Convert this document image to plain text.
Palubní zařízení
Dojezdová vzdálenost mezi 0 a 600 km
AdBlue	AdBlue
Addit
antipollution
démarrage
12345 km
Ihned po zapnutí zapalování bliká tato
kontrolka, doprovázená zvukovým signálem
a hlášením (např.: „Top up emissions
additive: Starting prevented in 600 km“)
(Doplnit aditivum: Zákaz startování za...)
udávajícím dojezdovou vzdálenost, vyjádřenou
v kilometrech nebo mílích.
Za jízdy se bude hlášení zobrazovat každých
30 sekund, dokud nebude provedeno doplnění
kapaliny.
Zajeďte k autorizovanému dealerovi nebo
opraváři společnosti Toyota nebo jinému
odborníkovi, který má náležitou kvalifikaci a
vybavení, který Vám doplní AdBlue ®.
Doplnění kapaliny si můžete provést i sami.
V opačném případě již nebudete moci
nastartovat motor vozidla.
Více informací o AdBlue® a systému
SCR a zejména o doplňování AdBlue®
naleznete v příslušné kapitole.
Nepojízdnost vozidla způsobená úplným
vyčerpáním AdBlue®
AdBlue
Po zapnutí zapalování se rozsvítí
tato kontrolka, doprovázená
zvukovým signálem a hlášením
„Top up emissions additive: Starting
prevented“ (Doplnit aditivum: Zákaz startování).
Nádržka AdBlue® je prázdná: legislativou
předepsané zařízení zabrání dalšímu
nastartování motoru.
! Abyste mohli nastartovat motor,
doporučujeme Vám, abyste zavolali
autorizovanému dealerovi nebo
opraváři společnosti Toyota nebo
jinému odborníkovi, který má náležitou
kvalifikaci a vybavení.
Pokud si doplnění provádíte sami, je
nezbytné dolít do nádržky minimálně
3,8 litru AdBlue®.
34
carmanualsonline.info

» Goal
Write out the whole listing exactly.

» Solution below
Convert this document image to plain text.
Palubní zařízení
Dojezdová vzdálenost mezi 0 a 600 km
AdBlue	AdBlue
Addit
antipollution
démarrage
12345 km
Ihned po zapnutí zapalování bliká tato
kontrolka, doprovázená zvukovým signálem
a hlášením (např.: „Top up emissions
additive: Starting prevented in 600 km“)
(Doplnit aditivum: Zákaz startování za...)
udávajícím dojezdovou vzdálenost, vyjádřenou
v kilometrech nebo mílích.
Za jízdy se bude hlášení zobrazovat každých
30 sekund, dokud nebude provedeno doplnění
kapaliny.
Zajeďte k autorizovanému dealerovi nebo
opraváři společnosti Toyota nebo jinému
odborníkovi, který má náležitou kvalifikaci a
vybavení, který Vám doplní AdBlue ®.
Doplnění kapaliny si můžete provést i sami.
V opačném případě již nebudete moci
nastartovat motor vozidla.
Více informací o AdBlue® a systému
SCR a zejména o doplňování AdBlue®
naleznete v příslušné kapitole.
Nepojízdnost vozidla způsobená úplným
vyčerpáním AdBlue®
AdBlue
Po zapnutí zapalování se rozsvítí
tato kontrolka, doprovázená
zvukovým signálem a hlášením
„Top up emissions additive: Starting
prevented“ (Doplnit aditivum: Zákaz startování).
Nádržka AdBlue® je prázdná: legislativou
předepsané zařízení zabrání dalšímu
nastartování motoru.
! Abyste mohli nastartovat motor,
doporučujeme Vám, abyste zavolali
autorizovanému dealerovi nebo
opraváři společnosti Toyota nebo
jinému odborníkovi, který má náležitou
kvalifikaci a vybavení.
Pokud si doplnění provádíte sami, je
nezbytné dolít do nádržky minimálně
3,8 litru AdBlue®.
34
carmanualsonline.info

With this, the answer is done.